[Figure record extracts]

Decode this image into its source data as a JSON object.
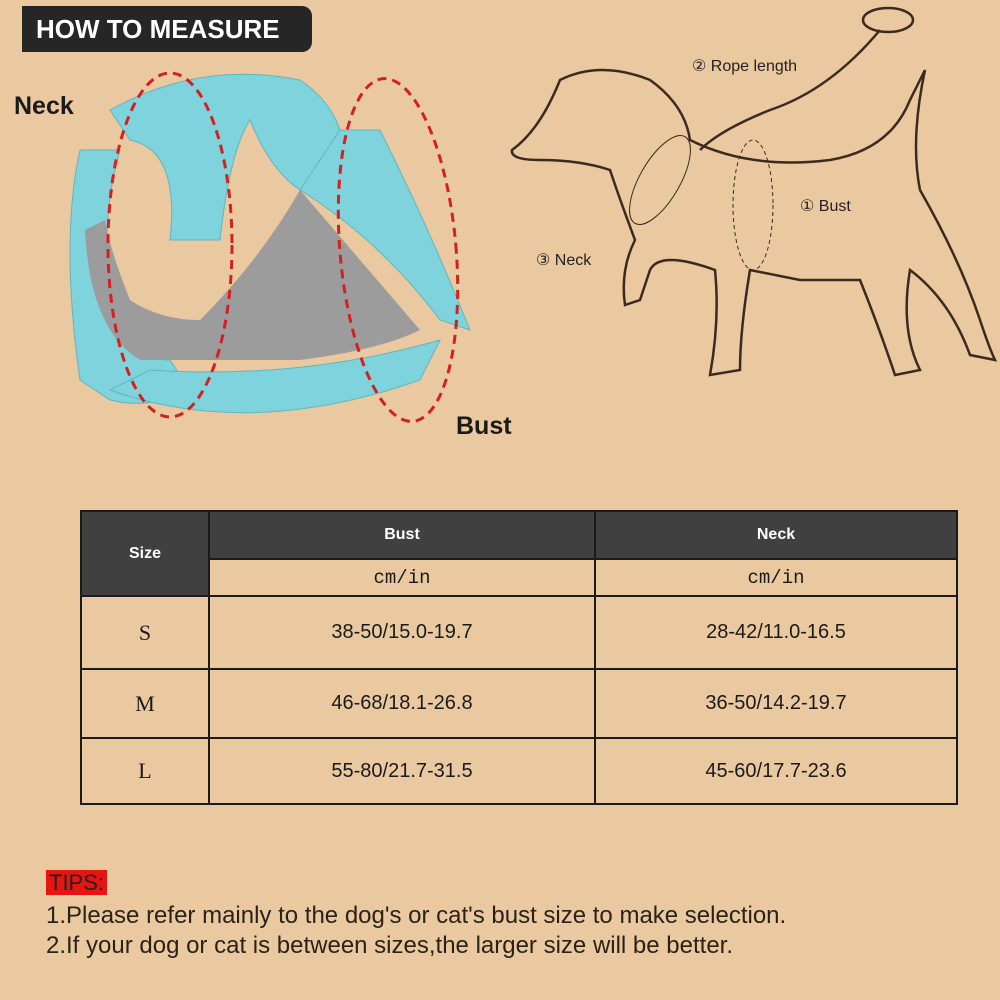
{
  "header": {
    "title": "HOW TO MEASURE"
  },
  "harness_labels": {
    "neck": "Neck",
    "bust": "Bust"
  },
  "dog_labels": {
    "rope": "② Rope length",
    "bust": "① Bust",
    "neck": "③ Neck"
  },
  "table": {
    "headers": {
      "size": "Size",
      "bust": "Bust",
      "neck": "Neck",
      "unit": "cm/in"
    },
    "rows": [
      {
        "size": "S",
        "bust": "38-50/15.0-19.7",
        "neck": "28-42/11.0-16.5"
      },
      {
        "size": "M",
        "bust": "46-68/18.1-26.8",
        "neck": "36-50/14.2-19.7"
      },
      {
        "size": "L",
        "bust": "55-80/21.7-31.5",
        "neck": "45-60/17.7-23.6"
      }
    ]
  },
  "tips": {
    "label": "TIPS:",
    "items": [
      "1.Please refer mainly to the dog's or cat's  bust size to make selection.",
      "2.If your dog or cat is between sizes,the larger size will be better."
    ]
  },
  "colors": {
    "background": "#ebc9a0",
    "header_bg": "#404040",
    "tips_bg": "#e8140f",
    "harness": "#7fd3dc",
    "dash": "#d42020"
  }
}
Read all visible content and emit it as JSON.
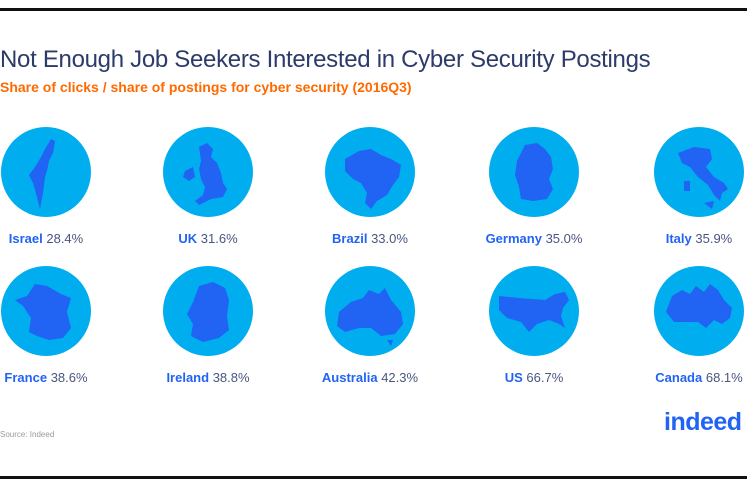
{
  "title": "Not Enough Job Seekers Interested in Cyber Security Postings",
  "subtitle": "Share of clicks / share of postings for cyber security (2016Q3)",
  "source": "Source: Indeed",
  "logo": "indeed",
  "colors": {
    "circle": "#00adef",
    "map": "#2164f3",
    "label": "#2164f3",
    "title": "#2d3b6b",
    "subtitle": "#ff6a00"
  },
  "chart_data": {
    "type": "table",
    "title": "Not Enough Job Seekers Interested in Cyber Security Postings",
    "subtitle": "Share of clicks / share of postings for cyber security (2016Q3)",
    "categories": [
      "Israel",
      "UK",
      "Brazil",
      "Germany",
      "Italy",
      "France",
      "Ireland",
      "Australia",
      "US",
      "Canada"
    ],
    "values": [
      28.4,
      31.6,
      33.0,
      35.0,
      35.9,
      38.6,
      38.8,
      42.3,
      66.7,
      68.1
    ],
    "value_labels": [
      "28.4%",
      "31.6%",
      "33.0%",
      "35.0%",
      "35.9%",
      "38.6%",
      "38.8%",
      "42.3%",
      "66.7%",
      "68.1%"
    ]
  }
}
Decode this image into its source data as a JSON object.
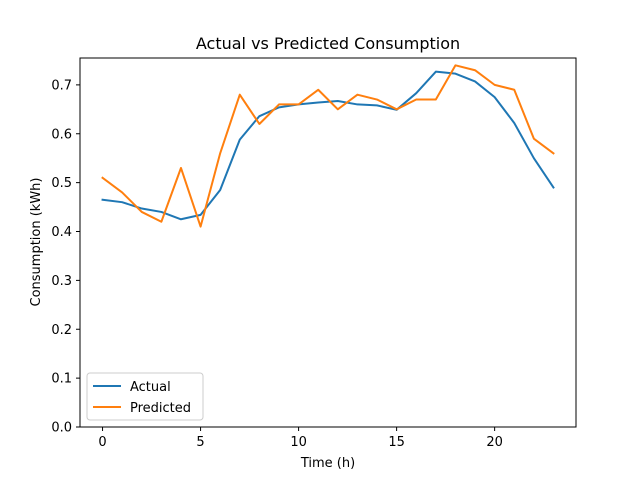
{
  "chart_data": {
    "type": "line",
    "title": "Actual vs Predicted Consumption",
    "xlabel": "Time (h)",
    "ylabel": "Consumption (kWh)",
    "xlim": [
      -1.15,
      24.15
    ],
    "ylim": [
      0,
      0.755
    ],
    "x_ticks": [
      0,
      5,
      10,
      15,
      20
    ],
    "x_tick_labels": [
      "0",
      "5",
      "10",
      "15",
      "20"
    ],
    "y_ticks": [
      0,
      0.1,
      0.2,
      0.3,
      0.4,
      0.5,
      0.6,
      0.7
    ],
    "y_tick_labels": [
      "0.0",
      "0.1",
      "0.2",
      "0.3",
      "0.4",
      "0.5",
      "0.6",
      "0.7"
    ],
    "grid": false,
    "legend_position": "lower-left",
    "x": [
      0,
      1,
      2,
      3,
      4,
      5,
      6,
      7,
      8,
      9,
      10,
      11,
      12,
      13,
      14,
      15,
      16,
      17,
      18,
      19,
      20,
      21,
      22,
      23
    ],
    "series": [
      {
        "name": "Actual",
        "color": "#1f77b4",
        "values": [
          0.465,
          0.46,
          0.447,
          0.44,
          0.425,
          0.434,
          0.485,
          0.588,
          0.636,
          0.654,
          0.66,
          0.664,
          0.667,
          0.66,
          0.658,
          0.649,
          0.683,
          0.727,
          0.723,
          0.707,
          0.675,
          0.622,
          0.55,
          0.49
        ]
      },
      {
        "name": "Predicted",
        "color": "#ff7f0e",
        "values": [
          0.51,
          0.48,
          0.44,
          0.42,
          0.53,
          0.41,
          0.56,
          0.68,
          0.62,
          0.66,
          0.66,
          0.69,
          0.65,
          0.68,
          0.67,
          0.65,
          0.67,
          0.67,
          0.74,
          0.73,
          0.7,
          0.69,
          0.59,
          0.56
        ]
      }
    ]
  }
}
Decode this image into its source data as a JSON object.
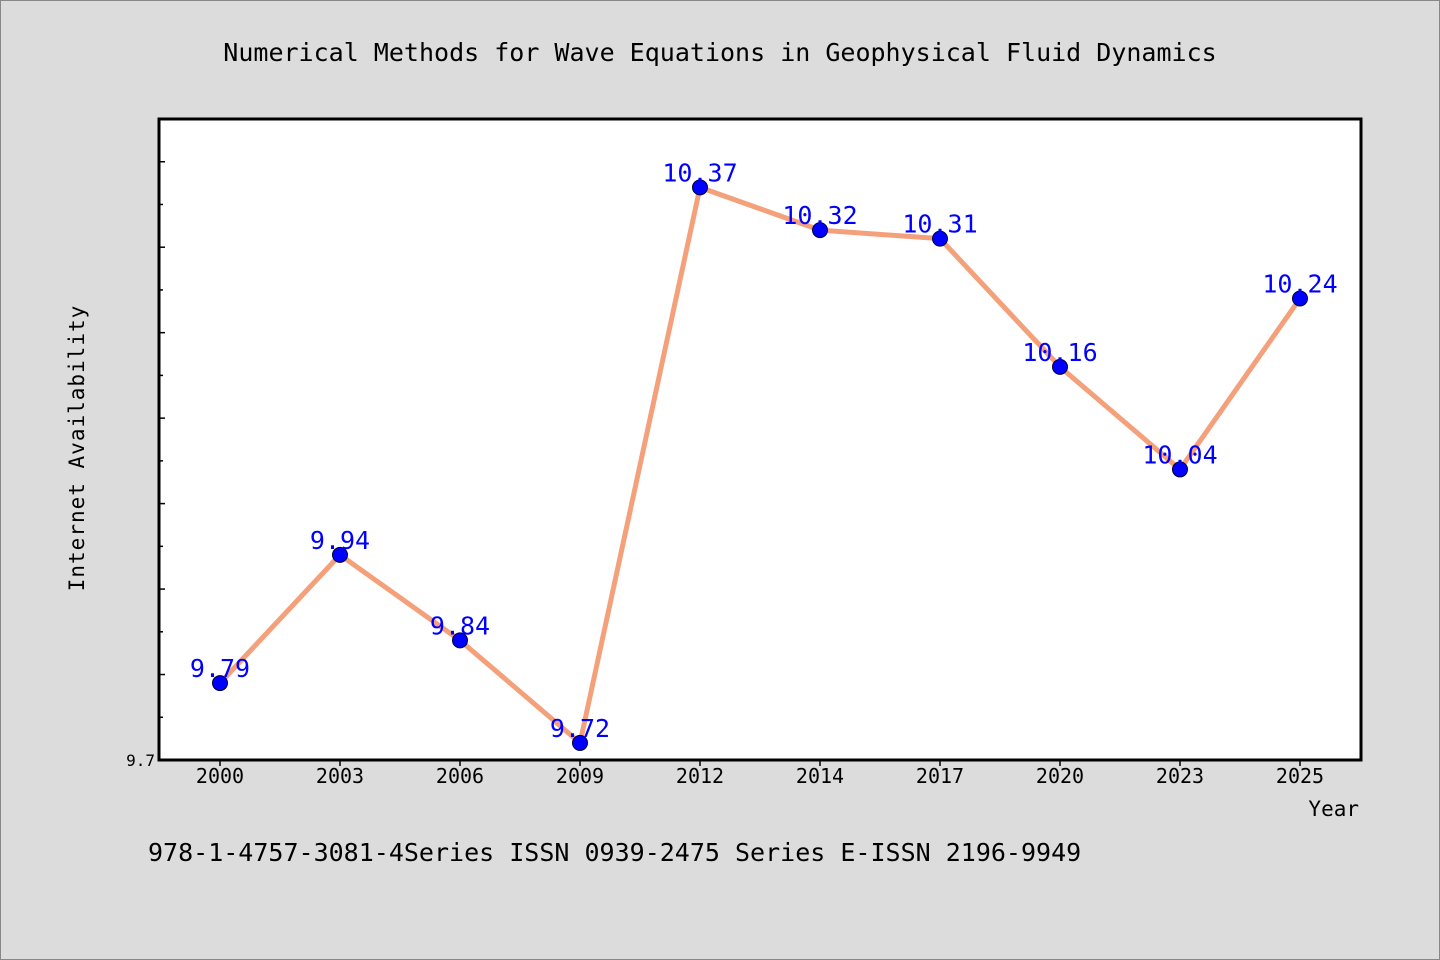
{
  "chart_data": {
    "type": "line",
    "title": "Numerical Methods for Wave Equations in Geophysical Fluid Dynamics",
    "xlabel": "Year",
    "ylabel": "Internet Availability",
    "categories": [
      "2000",
      "2003",
      "2006",
      "2009",
      "2012",
      "2014",
      "2017",
      "2020",
      "2023",
      "2025"
    ],
    "series": [
      {
        "values": [
          9.79,
          9.94,
          9.84,
          9.72,
          10.37,
          10.32,
          10.31,
          10.16,
          10.04,
          10.24
        ],
        "data_labels": [
          "9.79",
          "9.94",
          "9.84",
          "9.72",
          "10.37",
          "10.32",
          "10.31",
          "10.16",
          "10.04",
          "10.24"
        ]
      }
    ],
    "ylim": [
      9.7,
      10.45
    ],
    "ytick_labels": [
      "9.7"
    ],
    "grid": false,
    "colors": {
      "line": "#f4a07a",
      "marker": "#0000ff",
      "data_label": "#0000ff",
      "plot_background": "#ffffff",
      "page_background": "#dcdcdc"
    }
  },
  "footer": {
    "text": "978-1-4757-3081-4Series ISSN 0939-2475 Series E-ISSN 2196-9949"
  }
}
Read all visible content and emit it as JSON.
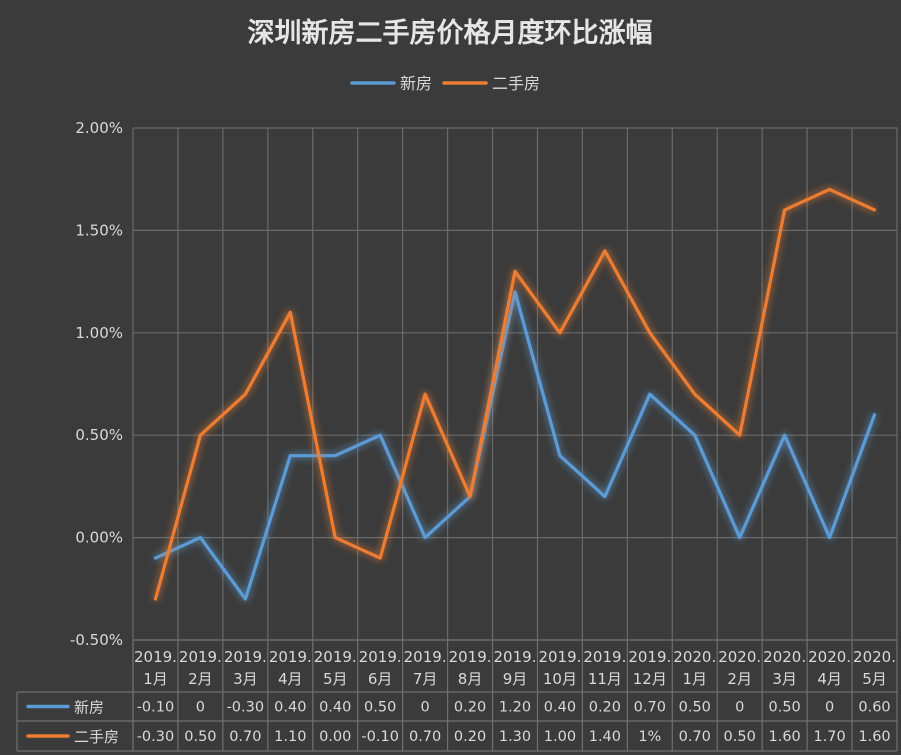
{
  "chart_data": {
    "type": "line",
    "title": "深圳新房二手房价格月度环比涨幅",
    "categories": [
      [
        "2019.",
        "1月"
      ],
      [
        "2019.",
        "2月"
      ],
      [
        "2019.",
        "3月"
      ],
      [
        "2019.",
        "4月"
      ],
      [
        "2019.",
        "5月"
      ],
      [
        "2019.",
        "6月"
      ],
      [
        "2019.",
        "7月"
      ],
      [
        "2019.",
        "8月"
      ],
      [
        "2019.",
        "9月"
      ],
      [
        "2019.",
        "10月"
      ],
      [
        "2019.",
        "11月"
      ],
      [
        "2019.",
        "12月"
      ],
      [
        "2020.",
        "1月"
      ],
      [
        "2020.",
        "2月"
      ],
      [
        "2020.",
        "3月"
      ],
      [
        "2020.",
        "4月"
      ],
      [
        "2020.",
        "5月"
      ]
    ],
    "y_ticks": [
      "2.00%",
      "1.50%",
      "1.00%",
      "0.50%",
      "0.00%",
      "-0.50%"
    ],
    "ylim": [
      -0.5,
      2.0
    ],
    "grid": true,
    "legend_position": "top-center",
    "series": [
      {
        "name": "新房",
        "color": "#5b9bd5",
        "values": [
          -0.1,
          0,
          -0.3,
          0.4,
          0.4,
          0.5,
          0,
          0.2,
          1.2,
          0.4,
          0.2,
          0.7,
          0.5,
          0,
          0.5,
          0,
          0.6
        ],
        "labels": [
          "-0.10",
          "0",
          "-0.30",
          "0.40",
          "0.40",
          "0.50",
          "0",
          "0.20",
          "1.20",
          "0.40",
          "0.20",
          "0.70",
          "0.50",
          "0",
          "0.50",
          "0",
          "0.60"
        ]
      },
      {
        "name": "二手房",
        "color": "#ed7d31",
        "values": [
          -0.3,
          0.5,
          0.7,
          1.1,
          0.0,
          -0.1,
          0.7,
          0.2,
          1.3,
          1.0,
          1.4,
          1.0,
          0.7,
          0.5,
          1.6,
          1.7,
          1.6
        ],
        "labels": [
          "-0.30",
          "0.50",
          "0.70",
          "1.10",
          "0.00",
          "-0.10",
          "0.70",
          "0.20",
          "1.30",
          "1.00",
          "1.40",
          "1%",
          "0.70",
          "0.50",
          "1.60",
          "1.70",
          "1.60"
        ]
      }
    ]
  }
}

What needs to be done: Repeat the preceding records precisely, and leave every picture out of the copy.

Correct response:
Decode this image into its source data as a JSON object.
{
  "header": {
    "title": "HOW TO MEASURE"
  },
  "harness_labels": {
    "neck": "Neck",
    "bust": "Bust"
  },
  "dog_labels": {
    "rope": "② Rope length",
    "bust": "① Bust",
    "neck": "③ Neck"
  },
  "table": {
    "headers": {
      "size": "Size",
      "bust": "Bust",
      "neck": "Neck",
      "unit": "cm/in"
    },
    "rows": [
      {
        "size": "S",
        "bust": "38-50/15.0-19.7",
        "neck": "28-42/11.0-16.5"
      },
      {
        "size": "M",
        "bust": "46-68/18.1-26.8",
        "neck": "36-50/14.2-19.7"
      },
      {
        "size": "L",
        "bust": "55-80/21.7-31.5",
        "neck": "45-60/17.7-23.6"
      }
    ]
  },
  "tips": {
    "label": "TIPS:",
    "items": [
      "1.Please refer mainly to the dog's or cat's  bust size to make selection.",
      "2.If your dog or cat is between sizes,the larger size will be better."
    ]
  },
  "colors": {
    "background": "#ebc9a0",
    "header_bg": "#404040",
    "tips_bg": "#e8140f",
    "harness": "#7fd3dc",
    "dash": "#d42020"
  }
}
Read all visible content and emit it as JSON.
{
  "title": "Not Enough Job Seekers Interested in Cyber Security Postings",
  "subtitle": "Share of clicks / share of postings for cyber security (2016Q3)",
  "source": "Source: Indeed",
  "logo": "indeed",
  "colors": {
    "circle": "#00adef",
    "map": "#2164f3",
    "label": "#2164f3",
    "title": "#2d3b6b",
    "subtitle": "#ff6a00"
  },
  "chart_data": {
    "type": "table",
    "title": "Not Enough Job Seekers Interested in Cyber Security Postings",
    "subtitle": "Share of clicks / share of postings for cyber security (2016Q3)",
    "categories": [
      "Israel",
      "UK",
      "Brazil",
      "Germany",
      "Italy",
      "France",
      "Ireland",
      "Australia",
      "US",
      "Canada"
    ],
    "values": [
      28.4,
      31.6,
      33.0,
      35.0,
      35.9,
      38.6,
      38.8,
      42.3,
      66.7,
      68.1
    ],
    "value_labels": [
      "28.4%",
      "31.6%",
      "33.0%",
      "35.0%",
      "35.9%",
      "38.6%",
      "38.8%",
      "42.3%",
      "66.7%",
      "68.1%"
    ]
  }
}
Decode this image into its source data as a JSON object.
{
  "chart_data": {
    "type": "line",
    "title": "Actual vs Predicted Consumption",
    "xlabel": "Time (h)",
    "ylabel": "Consumption (kWh)",
    "xlim": [
      -1.15,
      24.15
    ],
    "ylim": [
      0,
      0.755
    ],
    "x_ticks": [
      0,
      5,
      10,
      15,
      20
    ],
    "x_tick_labels": [
      "0",
      "5",
      "10",
      "15",
      "20"
    ],
    "y_ticks": [
      0,
      0.1,
      0.2,
      0.3,
      0.4,
      0.5,
      0.6,
      0.7
    ],
    "y_tick_labels": [
      "0.0",
      "0.1",
      "0.2",
      "0.3",
      "0.4",
      "0.5",
      "0.6",
      "0.7"
    ],
    "grid": false,
    "legend_position": "lower-left",
    "x": [
      0,
      1,
      2,
      3,
      4,
      5,
      6,
      7,
      8,
      9,
      10,
      11,
      12,
      13,
      14,
      15,
      16,
      17,
      18,
      19,
      20,
      21,
      22,
      23
    ],
    "series": [
      {
        "name": "Actual",
        "color": "#1f77b4",
        "values": [
          0.465,
          0.46,
          0.447,
          0.44,
          0.425,
          0.434,
          0.485,
          0.588,
          0.636,
          0.654,
          0.66,
          0.664,
          0.667,
          0.66,
          0.658,
          0.649,
          0.683,
          0.727,
          0.723,
          0.707,
          0.675,
          0.622,
          0.55,
          0.49
        ]
      },
      {
        "name": "Predicted",
        "color": "#ff7f0e",
        "values": [
          0.51,
          0.48,
          0.44,
          0.42,
          0.53,
          0.41,
          0.56,
          0.68,
          0.62,
          0.66,
          0.66,
          0.69,
          0.65,
          0.68,
          0.67,
          0.65,
          0.67,
          0.67,
          0.74,
          0.73,
          0.7,
          0.69,
          0.59,
          0.56
        ]
      }
    ]
  }
}
Decode this image into its source data as a JSON object.
{
  "chart_data": {
    "type": "line",
    "title": "Numerical Methods for Wave Equations in Geophysical Fluid Dynamics",
    "xlabel": "Year",
    "ylabel": "Internet Availability",
    "categories": [
      "2000",
      "2003",
      "2006",
      "2009",
      "2012",
      "2014",
      "2017",
      "2020",
      "2023",
      "2025"
    ],
    "series": [
      {
        "values": [
          9.79,
          9.94,
          9.84,
          9.72,
          10.37,
          10.32,
          10.31,
          10.16,
          10.04,
          10.24
        ],
        "data_labels": [
          "9.79",
          "9.94",
          "9.84",
          "9.72",
          "10.37",
          "10.32",
          "10.31",
          "10.16",
          "10.04",
          "10.24"
        ]
      }
    ],
    "ylim": [
      9.7,
      10.45
    ],
    "ytick_labels": [
      "9.7"
    ],
    "grid": false,
    "colors": {
      "line": "#f4a07a",
      "marker": "#0000ff",
      "data_label": "#0000ff",
      "plot_background": "#ffffff",
      "page_background": "#dcdcdc"
    }
  },
  "footer": {
    "text": "978-1-4757-3081-4Series ISSN 0939-2475 Series E-ISSN 2196-9949"
  }
}
Read all visible content and emit it as JSON.
{
  "chart_data": {
    "type": "line",
    "title": "深圳新房二手房价格月度环比涨幅",
    "categories": [
      [
        "2019.",
        "1月"
      ],
      [
        "2019.",
        "2月"
      ],
      [
        "2019.",
        "3月"
      ],
      [
        "2019.",
        "4月"
      ],
      [
        "2019.",
        "5月"
      ],
      [
        "2019.",
        "6月"
      ],
      [
        "2019.",
        "7月"
      ],
      [
        "2019.",
        "8月"
      ],
      [
        "2019.",
        "9月"
      ],
      [
        "2019.",
        "10月"
      ],
      [
        "2019.",
        "11月"
      ],
      [
        "2019.",
        "12月"
      ],
      [
        "2020.",
        "1月"
      ],
      [
        "2020.",
        "2月"
      ],
      [
        "2020.",
        "3月"
      ],
      [
        "2020.",
        "4月"
      ],
      [
        "2020.",
        "5月"
      ]
    ],
    "y_ticks": [
      "2.00%",
      "1.50%",
      "1.00%",
      "0.50%",
      "0.00%",
      "-0.50%"
    ],
    "ylim": [
      -0.5,
      2.0
    ],
    "grid": true,
    "legend_position": "top-center",
    "series": [
      {
        "name": "新房",
        "color": "#5b9bd5",
        "values": [
          -0.1,
          0,
          -0.3,
          0.4,
          0.4,
          0.5,
          0,
          0.2,
          1.2,
          0.4,
          0.2,
          0.7,
          0.5,
          0,
          0.5,
          0,
          0.6
        ],
        "labels": [
          "-0.10",
          "0",
          "-0.30",
          "0.40",
          "0.40",
          "0.50",
          "0",
          "0.20",
          "1.20",
          "0.40",
          "0.20",
          "0.70",
          "0.50",
          "0",
          "0.50",
          "0",
          "0.60"
        ]
      },
      {
        "name": "二手房",
        "color": "#ed7d31",
        "values": [
          -0.3,
          0.5,
          0.7,
          1.1,
          0.0,
          -0.1,
          0.7,
          0.2,
          1.3,
          1.0,
          1.4,
          1.0,
          0.7,
          0.5,
          1.6,
          1.7,
          1.6
        ],
        "labels": [
          "-0.30",
          "0.50",
          "0.70",
          "1.10",
          "0.00",
          "-0.10",
          "0.70",
          "0.20",
          "1.30",
          "1.00",
          "1.40",
          "1%",
          "0.70",
          "0.50",
          "1.60",
          "1.70",
          "1.60"
        ]
      }
    ]
  }
}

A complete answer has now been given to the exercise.